◆ What this task involves ◆
Please update the material below so that every "menu-divider" becomes "menu-separator", with everything else unchanged and the pictures left out.

◆ Source data ◆
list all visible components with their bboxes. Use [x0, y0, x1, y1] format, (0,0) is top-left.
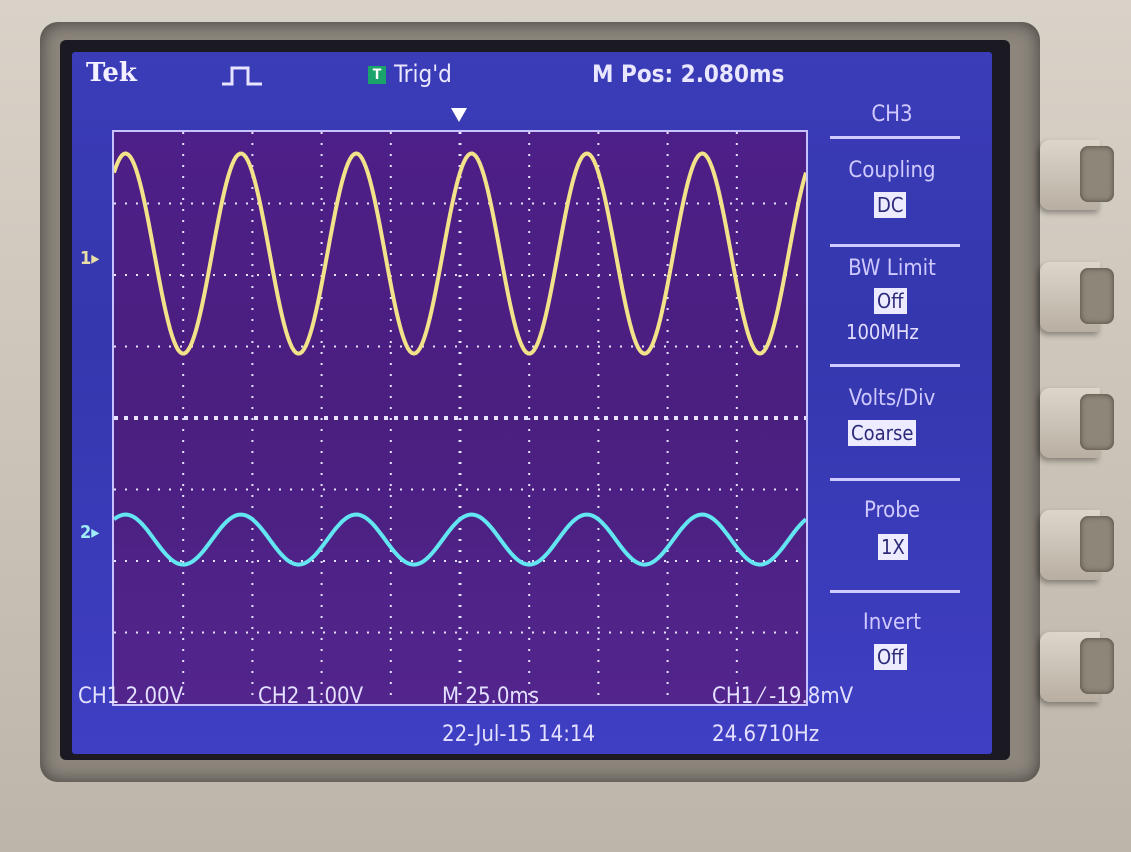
- graticule: [112, 130, 808, 706]
- menu-probe-label[interactable]: Probe: [863, 498, 921, 523]
- menu-button-2[interactable]: [1040, 262, 1114, 332]
- waveform-traces: [114, 151, 806, 567]
- run-square-pulse-icon: [222, 66, 262, 86]
- menu-button-3[interactable]: [1040, 388, 1114, 458]
- menu-title: CH3: [871, 102, 913, 127]
- menu-bw-limit-value[interactable]: Off: [874, 288, 907, 314]
- menu-probe-value[interactable]: 1X: [878, 534, 908, 560]
- ch1-scale-readout: CH1 2.00V: [78, 684, 184, 709]
- ch1-ground-marker: 1▸: [80, 248, 100, 269]
- menu-invert-label[interactable]: Invert: [862, 610, 922, 635]
- datetime-readout: 22-Jul-15 14:14: [442, 722, 596, 747]
- menu-divider: [830, 364, 960, 367]
- trigger-position-arrow-icon: [451, 108, 467, 122]
- menu-bw-limit-label[interactable]: BW Limit: [848, 256, 936, 281]
- menu-divider: [830, 244, 960, 247]
- menu-divider: [830, 478, 960, 481]
- menu-button-1[interactable]: [1040, 140, 1114, 210]
- oscilloscope-screen: Tek T Trig'd M Pos: 2.080ms 1▸ 2▸ CH3 Co…: [72, 52, 992, 754]
- menu-button-4[interactable]: [1040, 510, 1114, 580]
- frequency-readout: 24.6710Hz: [712, 722, 820, 747]
- ch2-scale-readout: CH2 1.00V: [258, 684, 364, 709]
- main-position-readout: M Pos: 2.080ms: [592, 60, 785, 88]
- menu-volts-div-value[interactable]: Coarse: [848, 420, 917, 446]
- menu-divider: [830, 590, 960, 593]
- timebase-readout: M 25.0ms: [442, 684, 540, 709]
- brand-logo: Tek: [86, 58, 137, 88]
- menu-bw-limit-frequency: 100MHz: [846, 320, 919, 344]
- menu-button-5[interactable]: [1040, 632, 1114, 702]
- grid-lines: [114, 132, 806, 704]
- graticule-svg: [114, 132, 806, 704]
- trigger-indicator-box: T: [368, 66, 386, 84]
- menu-coupling-value[interactable]: DC: [874, 192, 907, 218]
- menu-invert-value[interactable]: Off: [874, 644, 907, 670]
- menu-divider: [830, 136, 960, 139]
- ch2-ground-marker: 2▸: [80, 522, 100, 543]
- ch1-trace: [114, 151, 806, 356]
- trigger-level-readout: CH1 ⁄ -19.8mV: [712, 684, 854, 709]
- trigger-status: Trig'd: [394, 60, 452, 88]
- menu-coupling-label[interactable]: Coupling: [848, 158, 936, 183]
- menu-volts-div-label[interactable]: Volts/Div: [848, 386, 936, 411]
- ch2-trace: [114, 512, 806, 567]
- side-menu: CH3 Coupling DC BW Limit Off 100MHz Volt…: [822, 102, 992, 702]
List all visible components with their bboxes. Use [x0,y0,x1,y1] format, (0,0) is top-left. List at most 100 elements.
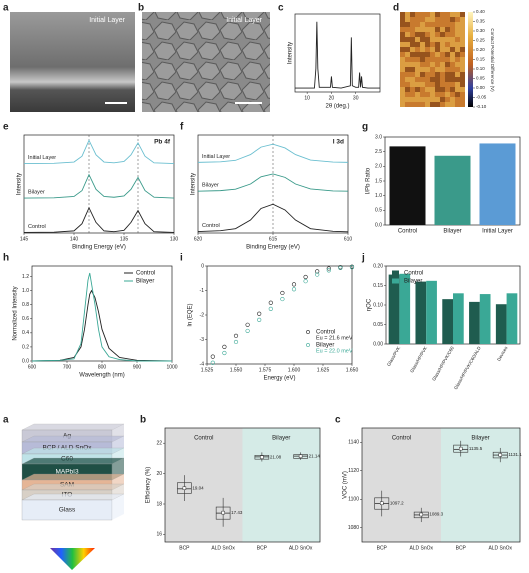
map-pixel [455,87,460,92]
map-pixel [455,27,460,32]
chart-title: I 3d [333,139,344,146]
mean-label: 1097.2 [390,500,404,505]
map-pixel [405,67,410,72]
line-series [295,21,380,89]
map-pixel [445,47,450,52]
map-pixel [405,57,410,62]
map-pixel [455,82,460,87]
map-pixel [415,37,420,42]
y-tick-label: 0.0 [22,358,29,364]
x-tick-label: ALD SnOx [488,545,512,551]
y-tick-label: 3.0 [375,134,382,140]
map-pixel [405,62,410,67]
series-label: Bilayer [202,183,219,189]
map-pixel [425,72,430,77]
map-pixel [445,27,450,32]
scatter-point [291,287,297,292]
map-pixel [460,72,465,77]
map-pixel [405,22,410,27]
map-pixel [415,42,420,47]
map-pixel [430,87,435,92]
map-pixel [420,47,425,52]
y-tick-label: 0.6 [22,316,29,322]
layer-top [21,483,125,491]
layer-top [21,493,125,501]
line-series [23,139,175,165]
map-pixel [410,22,415,27]
map-pixel [450,92,455,97]
map-pixel [425,87,430,92]
mean-label: 21.08 [270,454,282,459]
y-tick-label: -4 [200,361,205,367]
bar [434,155,471,225]
x-tick-label: Glass/HP/PVK [409,346,428,374]
map-pixel [405,32,410,37]
scatter-point [280,290,285,296]
panel-label: c [278,3,284,14]
map-pixel [400,72,405,77]
scatter-point [280,296,285,302]
plot-frame [23,134,175,234]
scatter-point [268,306,273,311]
scatter-point [233,333,239,338]
map-pixel [435,52,440,57]
map-pixel [430,82,435,87]
y-axis-label: Efficiency (%) [146,467,152,504]
map-pixel [440,17,445,22]
map-pixel [415,102,420,107]
map-pixel [460,57,465,62]
kpfm-map: 0.40 0.35 0.30 0.25 0.20 0.15 0.10 0.05 0.00 -0.0… [400,9,495,109]
y-tick-label: 22 [156,441,162,447]
map-pixel [440,77,445,82]
map-pixel [410,17,415,22]
map-pixel [400,77,405,82]
y-tick-label: -2 [200,312,205,318]
box [177,482,192,494]
map-pixel [410,62,415,67]
colorbar-tick-label: 0.10 [476,66,485,71]
map-pixel [435,77,440,82]
map-pixel [400,42,405,47]
mean-label: 21.14 [309,453,321,458]
chart: 600 700 800 900 1000 0.0 0.2 0.4 0.6 0.8 1.0 1.2 Wav… [13,265,178,379]
y-tick-label: 0.10 [373,302,383,308]
map-pixel [420,97,425,102]
x-tick-label: 130 [170,236,179,242]
map-pixel [425,77,430,82]
x-tick-label: 1.550 [230,367,243,373]
map-pixel [455,32,460,37]
map-pixel [425,12,430,17]
x-tick-label: 900 [133,364,142,370]
group-band [441,428,520,542]
layer-top [21,457,125,465]
legend-label: Control [404,271,423,277]
colorbar [468,12,473,107]
map-pixel [450,77,455,82]
panel-label: d [393,3,399,14]
map-pixel [400,47,405,52]
map-pixel [460,47,465,52]
plot-frame [294,13,381,93]
series-label: Initial Layer [202,154,230,160]
map-pixel [445,62,450,67]
x-tick-label: Control [398,229,417,235]
map-pixel [400,17,405,22]
map-pixel [420,22,425,27]
scatter-point [338,265,343,271]
y-axis-label: I/Pb Ratio [366,167,372,194]
map-pixel [445,72,450,77]
map-pixel [430,57,435,62]
map-pixel [425,52,430,57]
mean-marker [221,510,225,515]
map-pixel [410,42,415,47]
map-pixel [430,47,435,52]
map-pixel [425,27,430,32]
map-pixel [410,92,415,97]
series-label: Bilayer [28,189,45,195]
map-pixel [445,87,450,92]
y-tick-label: 0.20 [373,263,383,269]
map-pixel [425,92,430,97]
map-pixel [455,17,460,22]
group-band [362,428,441,542]
x-tick-label: Glass/HP/PVK/C60 [431,345,455,382]
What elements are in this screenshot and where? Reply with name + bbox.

◆ Written answer ◆
list all visible components with their bboxes. Use [x0, y0, x1, y1] format, (0,0) is top-left.
- graticule: [112, 130, 808, 706]
- menu-probe-label[interactable]: Probe: [863, 498, 921, 523]
- menu-button-2[interactable]: [1040, 262, 1114, 332]
- waveform-traces: [114, 151, 806, 567]
- run-square-pulse-icon: [222, 66, 262, 86]
- menu-button-3[interactable]: [1040, 388, 1114, 458]
- menu-title: CH3: [871, 102, 913, 127]
- menu-bw-limit-value[interactable]: Off: [874, 288, 907, 314]
- menu-probe-value[interactable]: 1X: [878, 534, 908, 560]
- ch1-scale-readout: CH1 2.00V: [78, 684, 184, 709]
- ch1-ground-marker: 1▸: [80, 248, 100, 269]
- menu-invert-label[interactable]: Invert: [862, 610, 922, 635]
- datetime-readout: 22-Jul-15 14:14: [442, 722, 596, 747]
- menu-separator: [830, 364, 960, 367]
- trigger-position-arrow-icon: [451, 108, 467, 122]
- menu-bw-limit-label[interactable]: BW Limit: [848, 256, 936, 281]
- menu-separator: [830, 244, 960, 247]
- menu-separator: [830, 478, 960, 481]
- menu-button-1[interactable]: [1040, 140, 1114, 210]
- oscilloscope-screen: Tek T Trig'd M Pos: 2.080ms 1▸ 2▸ CH3 Co…: [72, 52, 992, 754]
- menu-button-4[interactable]: [1040, 510, 1114, 580]
- frequency-readout: 24.6710Hz: [712, 722, 820, 747]
- ch2-scale-readout: CH2 1.00V: [258, 684, 364, 709]
- main-position-readout: M Pos: 2.080ms: [592, 60, 785, 88]
- menu-volts-div-value[interactable]: Coarse: [848, 420, 917, 446]
- menu-separator: [830, 590, 960, 593]
- timebase-readout: M 25.0ms: [442, 684, 540, 709]
- brand-logo: Tek: [86, 58, 137, 88]
- menu-bw-limit-frequency: 100MHz: [846, 320, 919, 344]
- menu-button-5[interactable]: [1040, 632, 1114, 702]
- grid-lines: [114, 132, 806, 704]
- graticule-svg: [114, 132, 806, 704]
- trigger-indicator-box: T: [368, 66, 386, 84]
- menu-coupling-value[interactable]: DC: [874, 192, 907, 218]
- menu-invert-value[interactable]: Off: [874, 644, 907, 670]
- menu-separator: [830, 136, 960, 139]
- ch2-ground-marker: 2▸: [80, 522, 100, 543]
- ch1-trace: [114, 151, 806, 356]
- trigger-level-readout: CH1 ⁄ -19.8mV: [712, 684, 854, 709]
- trigger-status: Trig'd: [394, 60, 452, 88]
- menu-coupling-label[interactable]: Coupling: [848, 158, 936, 183]
- menu-volts-div-label[interactable]: Volts/Div: [848, 386, 936, 411]
- ch2-trace: [114, 512, 806, 567]
- side-menu: CH3 Coupling DC BW Limit Off 100MHz Volt…: [822, 102, 992, 702]
List all visible components with their bboxes. Use [x0,y0,x1,y1] format, (0,0) is top-left. List at most 100 elements.
map-pixel [455,87,460,92]
map-pixel [455,27,460,32]
chart-title: I 3d [333,139,344,146]
mean-label: 1097.2 [390,500,404,505]
map-pixel [405,67,410,72]
line-series [295,21,380,89]
map-pixel [445,47,450,52]
map-pixel [405,57,410,62]
map-pixel [455,82,460,87]
map-pixel [415,37,420,42]
y-tick-label: 0.0 [22,358,29,364]
x-tick-label: ALD SnOx [488,545,512,551]
y-tick-label: 3.0 [375,134,382,140]
map-pixel [405,62,410,67]
series-label: Bilayer [202,183,219,189]
map-pixel [425,72,430,77]
map-pixel [445,27,450,32]
scatter-point [291,287,297,292]
map-pixel [460,72,465,77]
map-pixel [405,22,410,27]
map-pixel [415,42,420,47]
map-pixel [430,87,435,92]
map-pixel [420,47,425,52]
y-tick-label: 0.6 [22,316,29,322]
layer-top [21,483,125,491]
layer-top [21,493,125,501]
line-series [23,139,175,165]
map-pixel [410,22,415,27]
map-pixel [450,92,455,97]
map-pixel [425,87,430,92]
mean-label: 21.08 [270,454,282,459]
y-tick-label: -4 [200,361,205,367]
bar [434,155,471,225]
x-tick-label: Glass/HP/PVK [409,346,428,374]
map-pixel [405,32,410,37]
scatter-point [280,290,285,296]
panel-label: c [278,3,284,14]
map-pixel [400,72,405,77]
scatter-point [280,296,285,302]
plot-frame [23,134,175,234]
scatter-point [268,306,273,311]
scatter-point [233,333,239,338]
map-pixel [435,52,440,57]
map-pixel [430,82,435,87]
y-axis-label: Efficiency (%) [146,467,152,504]
map-pixel [440,17,445,22]
map-pixel [415,102,420,107]
map-pixel [460,57,465,62]
kpfm-map: 0.40 0.35 0.30 0.25 0.20 0.15 0.10 0.05 0.00 -0.0… [400,9,495,109]
y-tick-label: 22 [156,441,162,447]
map-pixel [440,77,445,82]
map-pixel [410,17,415,22]
map-pixel [400,77,405,82]
y-tick-label: -2 [200,312,205,318]
box [177,482,192,494]
map-pixel [410,62,415,67]
colorbar-tick-label: 0.10 [476,66,485,71]
map-pixel [435,77,440,82]
map-pixel [400,42,405,47]
mean-label: 21.14 [309,453,321,458]
chart: 600 700 800 900 1000 0.0 0.2 0.4 0.6 0.8 1.0 1.2 Wav… [13,265,178,379]
y-tick-label: 0.10 [373,302,383,308]
map-pixel [420,97,425,102]
x-tick-label: 130 [170,236,179,242]
map-pixel [425,77,430,82]
x-tick-label: 1.550 [230,367,243,373]
map-pixel [455,32,460,37]
map-pixel [425,12,430,17]
x-tick-label: 900 [133,364,142,370]
group-band [441,428,520,542]
layer-top [21,457,125,465]
legend-label: Control [404,271,423,277]
colorbar [468,12,473,107]
map-pixel [450,77,455,82]
panel-label: d [393,3,399,14]
map-pixel [400,47,405,52]
map-pixel [460,47,465,52]
plot-frame [294,13,381,93]
series-label: Initial Layer [202,154,230,160]
map-pixel [445,62,450,67]
x-tick-label: Control [398,229,417,235]
map-pixel [400,17,405,22]
map-pixel [420,22,425,27]
scatter-point [338,265,343,271]
y-axis-label: I/Pb Ratio [366,167,372,194]
map-pixel [445,72,450,77]
map-pixel [430,57,435,62]
map-pixel [425,52,430,57]
mean-marker [221,510,225,515]
map-pixel [410,42,415,47]
map-pixel [430,47,435,52]
map-pixel [425,27,430,32]
map-pixel [410,92,415,97]
series-label: Bilayer [28,189,45,195]
map-pixel [445,87,450,92]
y-tick-label: 0.20 [373,263,383,269]
map-pixel [425,92,430,97]
map-pixel [455,17,460,22]
group-band [362,428,441,542]
x-tick-label: Glass/HP/PVK/C60 [431,345,455,382]
What elements are in this screenshot and where? Reply with name + bbox.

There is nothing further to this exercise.